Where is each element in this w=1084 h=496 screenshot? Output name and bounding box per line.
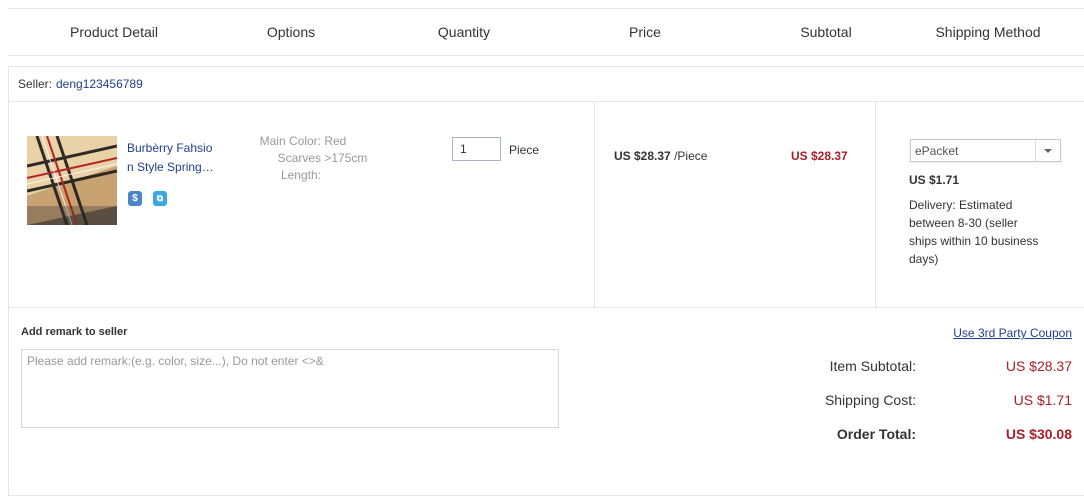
quantity-unit: Piece	[509, 143, 540, 157]
delivery-line: ships within 10 business	[909, 234, 1039, 248]
third-party-coupon-link[interactable]: Use 3rd Party Coupon	[900, 326, 1072, 340]
delivery-line: Delivery: Estimated	[909, 198, 1013, 212]
header-shipping-method: Shipping Method	[935, 24, 1041, 40]
header-price: Price	[629, 24, 661, 40]
option-key: Scarves	[277, 151, 321, 165]
item-subtotal-value: US $28.37	[791, 149, 848, 163]
delivery-info: Delivery: Estimated between 8-30 (seller…	[909, 196, 1069, 268]
unit-price-value: US $28.37	[614, 149, 671, 163]
quantity-input[interactable]	[452, 137, 501, 161]
divider	[9, 307, 1084, 308]
header-quantity: Quantity	[437, 24, 491, 40]
header-options: Options	[266, 24, 316, 40]
return-badge-icon: ⧉	[153, 191, 167, 206]
option-value: Red	[324, 134, 347, 148]
seller-label: Seller:	[18, 77, 53, 91]
product-title-line2: n Style Spring…	[127, 160, 214, 174]
delivery-line: between 8-30 (seller	[909, 216, 1018, 230]
unit-price: US $28.37 /Piece	[614, 149, 707, 163]
order-total-label: Order Total:	[836, 426, 916, 442]
product-image[interactable]	[27, 136, 117, 225]
summary-item-subtotal: US $28.37	[1005, 358, 1072, 374]
option-key: Length:	[280, 168, 321, 182]
remark-label: Add remark to seller	[21, 326, 128, 338]
shipping-method-select[interactable]: ePacket	[910, 139, 1061, 162]
shipping-cost-value: US $1.71	[909, 173, 960, 187]
header-product-detail: Product Detail	[70, 24, 158, 40]
delivery-line: days)	[909, 252, 939, 266]
item-subtotal-label: Item Subtotal:	[829, 358, 916, 374]
dollar-badge-icon: $	[128, 191, 142, 206]
seller-row: Seller: deng123456789	[9, 67, 1084, 102]
table-header: Product Detail Options Quantity Price Su…	[8, 8, 1084, 56]
summary-order-total: US $30.08	[1005, 426, 1072, 442]
product-title-line1: Burbèrry Fahsio	[127, 141, 213, 155]
shipping-method-value: ePacket	[915, 144, 959, 158]
divider	[875, 101, 876, 308]
shipping-cost-label: Shipping Cost:	[824, 392, 916, 408]
product-options: Main Color: Red Scarves >175cm Length:	[230, 133, 368, 184]
divider	[594, 101, 595, 308]
option-key: Main Color:	[259, 134, 321, 148]
remark-textarea[interactable]	[22, 350, 558, 427]
chevron-down-icon[interactable]	[1035, 140, 1060, 161]
unit-price-unit: /Piece	[674, 149, 708, 163]
seller-name-link[interactable]: deng123456789	[56, 77, 143, 91]
product-title-link[interactable]: Burbèrry Fahsio n Style Spring…	[127, 139, 227, 177]
remark-box	[21, 349, 559, 428]
summary-shipping-cost: US $1.71	[1013, 392, 1072, 408]
header-subtotal: Subtotal	[800, 24, 852, 40]
option-value: >175cm	[324, 151, 368, 165]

Set exercise: Reproduce all of the data above with every occurrence of "ePacket" replaced by "Standard Shipping" and everything else unchanged. Omit the pictures from your answer.

Answer:
Where is each element in this w=1084 h=496 screenshot? Output name and bounding box per line.
quantity-unit: Piece	[509, 143, 540, 157]
delivery-line: ships within 10 business	[909, 234, 1039, 248]
third-party-coupon-link[interactable]: Use 3rd Party Coupon	[900, 326, 1072, 340]
delivery-line: Delivery: Estimated	[909, 198, 1013, 212]
header-shipping-method: Shipping Method	[935, 24, 1041, 40]
header-price: Price	[629, 24, 661, 40]
option-key: Scarves	[277, 151, 321, 165]
item-subtotal-value: US $28.37	[791, 149, 848, 163]
delivery-info: Delivery: Estimated between 8-30 (seller…	[909, 196, 1069, 268]
unit-price-value: US $28.37	[614, 149, 671, 163]
quantity-input[interactable]	[452, 137, 501, 161]
divider	[9, 307, 1084, 308]
header-quantity: Quantity	[437, 24, 491, 40]
header-options: Options	[266, 24, 316, 40]
return-badge-icon: ⧉	[153, 191, 167, 206]
option-value: Red	[324, 134, 347, 148]
seller-label: Seller:	[18, 77, 53, 91]
product-title-line2: n Style Spring…	[127, 160, 214, 174]
delivery-line: between 8-30 (seller	[909, 216, 1018, 230]
unit-price: US $28.37 /Piece	[614, 149, 707, 163]
order-total-label: Order Total:	[836, 426, 916, 442]
product-image[interactable]	[27, 136, 117, 225]
summary-item-subtotal: US $28.37	[1005, 358, 1072, 374]
option-key: Length:	[280, 168, 321, 182]
remark-label: Add remark to seller	[21, 326, 128, 338]
shipping-method-select[interactable]: Standard Shipping	[910, 139, 1061, 162]
shipping-cost-value: US $1.71	[909, 173, 960, 187]
header-product-detail: Product Detail	[70, 24, 158, 40]
delivery-line: days)	[909, 252, 939, 266]
item-subtotal-label: Item Subtotal:	[829, 358, 916, 374]
dollar-badge-icon: $	[128, 191, 142, 206]
seller-row: Seller: deng123456789	[9, 67, 1084, 102]
table-header: Product Detail Options Quantity Price Su…	[8, 8, 1084, 56]
summary-order-total: US $30.08	[1005, 426, 1072, 442]
product-title-line1: Burbèrry Fahsio	[127, 141, 213, 155]
shipping-method-value: Standard Shipping	[915, 144, 959, 158]
divider	[875, 101, 876, 308]
shipping-cost-label: Shipping Cost:	[824, 392, 916, 408]
product-options: Main Color: Red Scarves >175cm Length:	[230, 133, 368, 184]
divider	[594, 101, 595, 308]
option-key: Main Color:	[259, 134, 321, 148]
remark-textarea[interactable]	[22, 350, 558, 427]
chevron-down-icon[interactable]	[1035, 140, 1060, 161]
unit-price-unit: /Piece	[674, 149, 708, 163]
seller-name-link[interactable]: deng123456789	[56, 77, 143, 91]
product-title-link[interactable]: Burbèrry Fahsio n Style Spring…	[127, 139, 227, 177]
remark-box	[21, 349, 559, 428]
summary-shipping-cost: US $1.71	[1013, 392, 1072, 408]
header-subtotal: Subtotal	[800, 24, 852, 40]
option-value: >175cm	[324, 151, 368, 165]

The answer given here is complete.